START

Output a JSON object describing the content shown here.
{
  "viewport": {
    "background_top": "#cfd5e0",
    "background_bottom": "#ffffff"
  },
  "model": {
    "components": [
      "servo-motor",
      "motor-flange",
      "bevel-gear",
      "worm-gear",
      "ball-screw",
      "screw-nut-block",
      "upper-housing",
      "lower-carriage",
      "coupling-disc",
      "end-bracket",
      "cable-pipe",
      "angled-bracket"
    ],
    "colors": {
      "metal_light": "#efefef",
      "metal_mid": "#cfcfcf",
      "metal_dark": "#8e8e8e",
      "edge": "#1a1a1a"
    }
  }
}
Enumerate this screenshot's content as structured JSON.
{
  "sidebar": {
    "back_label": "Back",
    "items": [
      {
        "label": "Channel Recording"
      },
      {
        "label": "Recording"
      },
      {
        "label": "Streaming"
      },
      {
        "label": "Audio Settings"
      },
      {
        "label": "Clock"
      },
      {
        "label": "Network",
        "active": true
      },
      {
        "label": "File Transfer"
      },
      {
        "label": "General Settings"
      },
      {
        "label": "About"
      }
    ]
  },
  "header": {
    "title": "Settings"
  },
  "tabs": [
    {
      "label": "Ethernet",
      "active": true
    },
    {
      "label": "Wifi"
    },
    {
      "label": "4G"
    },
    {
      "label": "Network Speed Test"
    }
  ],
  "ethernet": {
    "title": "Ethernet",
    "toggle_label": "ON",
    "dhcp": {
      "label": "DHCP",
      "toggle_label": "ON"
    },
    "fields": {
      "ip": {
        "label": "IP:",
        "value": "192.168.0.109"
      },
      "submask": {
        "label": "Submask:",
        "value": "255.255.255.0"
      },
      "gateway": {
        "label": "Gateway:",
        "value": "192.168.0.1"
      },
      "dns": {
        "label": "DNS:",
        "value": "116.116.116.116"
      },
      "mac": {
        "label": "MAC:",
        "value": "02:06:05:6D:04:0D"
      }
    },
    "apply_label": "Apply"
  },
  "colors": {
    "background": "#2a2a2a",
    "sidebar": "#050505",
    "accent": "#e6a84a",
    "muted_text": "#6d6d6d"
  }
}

END

Using the listing above, retype each line exactly.

* _Task solution_:
Output a JSON object describing the content shown here.
{
  "viewport": {
    "background_top": "#cfd5e0",
    "background_bottom": "#ffffff"
  },
  "model": {
    "components": [
      "servo-motor",
      "motor-flange",
      "bevel-gear",
      "worm-gear",
      "ball-screw",
      "screw-nut-block",
      "upper-housing",
      "lower-carriage",
      "coupling-disc",
      "end-bracket",
      "cable-pipe",
      "angled-bracket"
    ],
    "colors": {
      "metal_light": "#efefef",
      "metal_mid": "#cfcfcf",
      "metal_dark": "#8e8e8e",
      "edge": "#1a1a1a"
    }
  }
}
Enumerate this screenshot's content as structured JSON.
{
  "sidebar": {
    "back_label": "Back",
    "items": [
      {
        "label": "Channel Recording"
      },
      {
        "label": "Recording"
      },
      {
        "label": "Streaming"
      },
      {
        "label": "Audio Settings"
      },
      {
        "label": "Clock"
      },
      {
        "label": "Network",
        "active": true
      },
      {
        "label": "File Transfer"
      },
      {
        "label": "General Settings"
      },
      {
        "label": "About"
      }
    ]
  },
  "header": {
    "title": "Settings"
  },
  "tabs": [
    {
      "label": "Ethernet",
      "active": true
    },
    {
      "label": "Wifi"
    },
    {
      "label": "4G"
    },
    {
      "label": "Network Speed Test"
    }
  ],
  "ethernet": {
    "title": "Ethernet",
    "toggle_label": "ON",
    "dhcp": {
      "label": "DHCP",
      "toggle_label": "ON"
    },
    "fields": {
      "ip": {
        "label": "IP:",
        "value": "192.168.0.109"
      },
      "submask": {
        "label": "Submask:",
        "value": "255.255.255.0"
      },
      "gateway": {
        "label": "Gateway:",
        "value": "192.168.0.1"
      },
      "dns": {
        "label": "DNS:",
        "value": "116.116.116.116"
      },
      "mac": {
        "label": "MAC:",
        "value": "02:06:05:6D:04:0D"
      }
    },
    "apply_label": "Apply"
  },
  "colors": {
    "background": "#2a2a2a",
    "sidebar": "#050505",
    "accent": "#e6a84a",
    "muted_text": "#6d6d6d"
  }
}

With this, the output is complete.